* WRITTEN INSTRUCTION
Filter the records below for the word "Payment". Copy each line that holds it.

* INPUT ROWS

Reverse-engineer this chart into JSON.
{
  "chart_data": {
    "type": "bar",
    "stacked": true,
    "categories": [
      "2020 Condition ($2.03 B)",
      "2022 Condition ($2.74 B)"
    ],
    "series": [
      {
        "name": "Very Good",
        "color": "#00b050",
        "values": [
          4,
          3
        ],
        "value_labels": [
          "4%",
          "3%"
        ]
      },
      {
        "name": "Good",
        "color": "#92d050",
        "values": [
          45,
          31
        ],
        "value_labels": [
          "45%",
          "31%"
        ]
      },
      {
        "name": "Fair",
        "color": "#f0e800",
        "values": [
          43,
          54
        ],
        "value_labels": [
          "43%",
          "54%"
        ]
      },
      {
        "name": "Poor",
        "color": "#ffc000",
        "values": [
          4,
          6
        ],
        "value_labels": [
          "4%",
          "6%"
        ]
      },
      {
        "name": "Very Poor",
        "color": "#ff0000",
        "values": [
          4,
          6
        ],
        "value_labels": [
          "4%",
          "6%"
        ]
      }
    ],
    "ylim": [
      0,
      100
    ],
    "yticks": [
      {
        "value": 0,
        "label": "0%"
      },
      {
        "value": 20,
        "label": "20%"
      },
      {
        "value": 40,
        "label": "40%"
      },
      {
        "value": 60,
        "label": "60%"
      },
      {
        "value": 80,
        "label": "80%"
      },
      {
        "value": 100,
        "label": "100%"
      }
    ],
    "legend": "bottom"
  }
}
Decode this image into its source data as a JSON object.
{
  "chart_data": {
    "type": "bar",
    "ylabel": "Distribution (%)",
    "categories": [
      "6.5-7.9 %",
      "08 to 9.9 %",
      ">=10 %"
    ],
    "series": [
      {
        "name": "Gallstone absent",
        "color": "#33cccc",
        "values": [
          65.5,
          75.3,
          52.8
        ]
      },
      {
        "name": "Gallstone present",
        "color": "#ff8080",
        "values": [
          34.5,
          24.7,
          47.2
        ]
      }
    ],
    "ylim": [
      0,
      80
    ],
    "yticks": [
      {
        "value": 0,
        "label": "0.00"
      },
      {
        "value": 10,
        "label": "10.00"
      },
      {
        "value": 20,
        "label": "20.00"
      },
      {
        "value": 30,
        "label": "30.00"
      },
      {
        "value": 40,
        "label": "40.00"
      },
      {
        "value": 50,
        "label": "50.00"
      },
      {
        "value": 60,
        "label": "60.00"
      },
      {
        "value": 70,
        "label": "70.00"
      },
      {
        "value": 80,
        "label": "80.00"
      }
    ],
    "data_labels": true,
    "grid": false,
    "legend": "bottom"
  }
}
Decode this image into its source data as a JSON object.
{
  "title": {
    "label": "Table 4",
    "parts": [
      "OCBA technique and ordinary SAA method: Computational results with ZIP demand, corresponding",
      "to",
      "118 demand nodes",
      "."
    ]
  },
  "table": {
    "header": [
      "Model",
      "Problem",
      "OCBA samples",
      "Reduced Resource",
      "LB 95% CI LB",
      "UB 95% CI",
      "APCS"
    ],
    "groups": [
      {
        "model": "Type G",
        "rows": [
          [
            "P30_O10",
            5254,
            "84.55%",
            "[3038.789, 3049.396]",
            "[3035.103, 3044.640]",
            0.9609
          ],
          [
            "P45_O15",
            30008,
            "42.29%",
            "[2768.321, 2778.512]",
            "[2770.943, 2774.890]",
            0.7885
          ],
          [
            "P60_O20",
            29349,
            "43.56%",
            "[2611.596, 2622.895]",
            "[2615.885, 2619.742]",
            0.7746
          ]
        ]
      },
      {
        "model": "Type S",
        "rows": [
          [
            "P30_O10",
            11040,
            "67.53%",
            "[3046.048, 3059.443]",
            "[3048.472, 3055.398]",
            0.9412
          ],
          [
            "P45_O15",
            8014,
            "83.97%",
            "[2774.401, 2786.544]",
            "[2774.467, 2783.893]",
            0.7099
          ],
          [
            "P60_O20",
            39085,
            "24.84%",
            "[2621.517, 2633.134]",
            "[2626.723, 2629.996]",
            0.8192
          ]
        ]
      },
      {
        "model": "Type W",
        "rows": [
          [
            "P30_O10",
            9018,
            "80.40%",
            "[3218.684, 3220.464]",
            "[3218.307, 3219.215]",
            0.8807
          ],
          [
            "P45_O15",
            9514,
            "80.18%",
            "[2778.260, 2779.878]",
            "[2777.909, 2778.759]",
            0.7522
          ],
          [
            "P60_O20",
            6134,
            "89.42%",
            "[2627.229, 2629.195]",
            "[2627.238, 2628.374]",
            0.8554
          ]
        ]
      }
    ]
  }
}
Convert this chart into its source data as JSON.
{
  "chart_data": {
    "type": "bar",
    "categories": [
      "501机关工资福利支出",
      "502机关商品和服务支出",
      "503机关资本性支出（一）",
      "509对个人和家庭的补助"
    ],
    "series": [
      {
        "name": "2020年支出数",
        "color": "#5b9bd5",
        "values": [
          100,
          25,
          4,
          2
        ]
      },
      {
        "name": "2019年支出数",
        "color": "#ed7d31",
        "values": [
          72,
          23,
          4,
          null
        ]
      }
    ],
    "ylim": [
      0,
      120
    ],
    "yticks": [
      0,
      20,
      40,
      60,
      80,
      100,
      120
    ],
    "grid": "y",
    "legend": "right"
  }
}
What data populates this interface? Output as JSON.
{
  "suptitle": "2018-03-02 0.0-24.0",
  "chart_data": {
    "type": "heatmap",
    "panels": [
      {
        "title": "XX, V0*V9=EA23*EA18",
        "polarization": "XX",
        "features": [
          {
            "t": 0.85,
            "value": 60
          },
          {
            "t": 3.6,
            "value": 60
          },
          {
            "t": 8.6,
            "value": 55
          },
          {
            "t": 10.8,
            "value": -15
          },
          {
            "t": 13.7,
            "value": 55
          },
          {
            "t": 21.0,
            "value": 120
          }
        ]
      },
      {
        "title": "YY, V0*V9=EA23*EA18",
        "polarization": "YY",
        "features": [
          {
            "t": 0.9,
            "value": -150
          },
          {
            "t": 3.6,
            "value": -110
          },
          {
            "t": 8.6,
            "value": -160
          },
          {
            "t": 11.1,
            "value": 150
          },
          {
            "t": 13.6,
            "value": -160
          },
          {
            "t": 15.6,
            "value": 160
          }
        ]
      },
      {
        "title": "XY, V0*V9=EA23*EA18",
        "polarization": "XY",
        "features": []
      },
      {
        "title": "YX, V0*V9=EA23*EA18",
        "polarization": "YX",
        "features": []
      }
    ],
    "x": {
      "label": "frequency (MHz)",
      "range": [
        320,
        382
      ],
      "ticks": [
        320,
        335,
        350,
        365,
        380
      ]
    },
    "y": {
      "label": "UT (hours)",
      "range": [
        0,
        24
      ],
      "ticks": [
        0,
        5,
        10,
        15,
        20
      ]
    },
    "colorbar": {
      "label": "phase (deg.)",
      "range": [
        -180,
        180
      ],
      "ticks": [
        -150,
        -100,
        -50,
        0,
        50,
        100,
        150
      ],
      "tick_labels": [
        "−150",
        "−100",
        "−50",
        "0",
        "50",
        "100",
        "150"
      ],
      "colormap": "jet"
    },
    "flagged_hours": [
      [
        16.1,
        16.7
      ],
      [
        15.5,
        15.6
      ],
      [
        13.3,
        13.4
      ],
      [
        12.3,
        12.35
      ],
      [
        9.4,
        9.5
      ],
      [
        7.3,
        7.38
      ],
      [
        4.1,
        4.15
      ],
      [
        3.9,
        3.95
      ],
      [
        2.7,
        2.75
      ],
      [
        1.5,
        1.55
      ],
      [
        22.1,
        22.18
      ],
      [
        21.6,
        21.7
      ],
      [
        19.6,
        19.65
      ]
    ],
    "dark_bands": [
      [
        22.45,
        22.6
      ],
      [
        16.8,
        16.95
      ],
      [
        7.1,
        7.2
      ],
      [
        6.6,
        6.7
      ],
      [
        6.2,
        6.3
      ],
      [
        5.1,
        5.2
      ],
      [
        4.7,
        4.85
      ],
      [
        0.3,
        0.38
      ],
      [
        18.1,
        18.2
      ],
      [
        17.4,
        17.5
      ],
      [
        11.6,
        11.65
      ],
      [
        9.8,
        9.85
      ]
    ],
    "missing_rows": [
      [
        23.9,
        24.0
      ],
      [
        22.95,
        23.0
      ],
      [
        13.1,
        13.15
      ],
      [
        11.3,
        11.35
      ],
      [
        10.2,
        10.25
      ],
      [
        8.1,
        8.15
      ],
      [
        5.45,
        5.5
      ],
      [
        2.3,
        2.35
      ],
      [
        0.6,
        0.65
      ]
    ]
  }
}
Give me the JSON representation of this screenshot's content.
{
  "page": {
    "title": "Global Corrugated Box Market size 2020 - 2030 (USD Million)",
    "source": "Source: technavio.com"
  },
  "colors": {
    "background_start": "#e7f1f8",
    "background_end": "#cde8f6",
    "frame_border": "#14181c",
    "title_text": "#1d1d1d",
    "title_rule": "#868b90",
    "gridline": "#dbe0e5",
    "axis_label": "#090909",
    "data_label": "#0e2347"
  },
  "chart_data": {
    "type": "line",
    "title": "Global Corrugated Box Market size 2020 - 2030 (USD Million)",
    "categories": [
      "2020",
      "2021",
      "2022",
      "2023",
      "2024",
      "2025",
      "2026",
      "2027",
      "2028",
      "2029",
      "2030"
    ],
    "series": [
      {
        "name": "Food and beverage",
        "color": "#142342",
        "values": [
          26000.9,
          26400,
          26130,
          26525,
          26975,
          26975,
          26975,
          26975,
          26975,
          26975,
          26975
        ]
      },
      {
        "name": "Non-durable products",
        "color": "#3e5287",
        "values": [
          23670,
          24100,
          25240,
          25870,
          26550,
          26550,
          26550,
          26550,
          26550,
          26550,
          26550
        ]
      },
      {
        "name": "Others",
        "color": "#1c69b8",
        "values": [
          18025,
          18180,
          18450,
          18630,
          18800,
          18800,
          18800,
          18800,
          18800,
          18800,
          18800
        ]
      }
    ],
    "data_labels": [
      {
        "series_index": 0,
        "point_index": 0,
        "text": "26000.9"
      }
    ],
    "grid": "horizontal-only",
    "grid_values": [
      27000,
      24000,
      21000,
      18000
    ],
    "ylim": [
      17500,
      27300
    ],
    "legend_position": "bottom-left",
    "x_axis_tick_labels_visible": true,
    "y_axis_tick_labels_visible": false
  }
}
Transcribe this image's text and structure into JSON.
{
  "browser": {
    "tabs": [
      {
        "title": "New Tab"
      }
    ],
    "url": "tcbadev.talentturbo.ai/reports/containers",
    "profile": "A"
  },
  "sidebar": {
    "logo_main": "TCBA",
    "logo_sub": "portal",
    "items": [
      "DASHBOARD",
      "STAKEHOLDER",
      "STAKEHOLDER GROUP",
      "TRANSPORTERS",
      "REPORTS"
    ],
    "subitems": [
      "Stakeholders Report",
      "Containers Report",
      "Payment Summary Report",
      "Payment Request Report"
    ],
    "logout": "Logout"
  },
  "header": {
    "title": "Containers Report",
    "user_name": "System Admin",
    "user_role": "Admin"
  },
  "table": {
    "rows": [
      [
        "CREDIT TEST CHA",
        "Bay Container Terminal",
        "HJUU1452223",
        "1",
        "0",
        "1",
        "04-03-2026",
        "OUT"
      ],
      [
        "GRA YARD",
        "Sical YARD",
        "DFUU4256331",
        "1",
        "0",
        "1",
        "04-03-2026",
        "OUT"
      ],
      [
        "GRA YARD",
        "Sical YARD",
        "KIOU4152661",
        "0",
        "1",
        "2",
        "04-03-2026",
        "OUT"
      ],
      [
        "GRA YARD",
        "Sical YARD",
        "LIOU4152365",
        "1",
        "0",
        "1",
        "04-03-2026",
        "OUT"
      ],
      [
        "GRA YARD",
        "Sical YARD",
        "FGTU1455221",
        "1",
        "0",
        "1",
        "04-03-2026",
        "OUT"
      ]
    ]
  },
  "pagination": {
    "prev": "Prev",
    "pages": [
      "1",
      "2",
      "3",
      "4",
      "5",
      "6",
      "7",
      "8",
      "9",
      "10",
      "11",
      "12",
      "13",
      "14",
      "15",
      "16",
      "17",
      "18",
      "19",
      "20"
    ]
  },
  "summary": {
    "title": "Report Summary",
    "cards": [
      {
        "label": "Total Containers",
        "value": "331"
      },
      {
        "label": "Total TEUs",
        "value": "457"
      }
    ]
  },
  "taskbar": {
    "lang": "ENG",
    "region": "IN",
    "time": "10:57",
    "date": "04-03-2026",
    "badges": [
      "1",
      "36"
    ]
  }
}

* RESULT FOR THIS EXERCISE
      "Payment Summary Report",
      "Payment Request Report"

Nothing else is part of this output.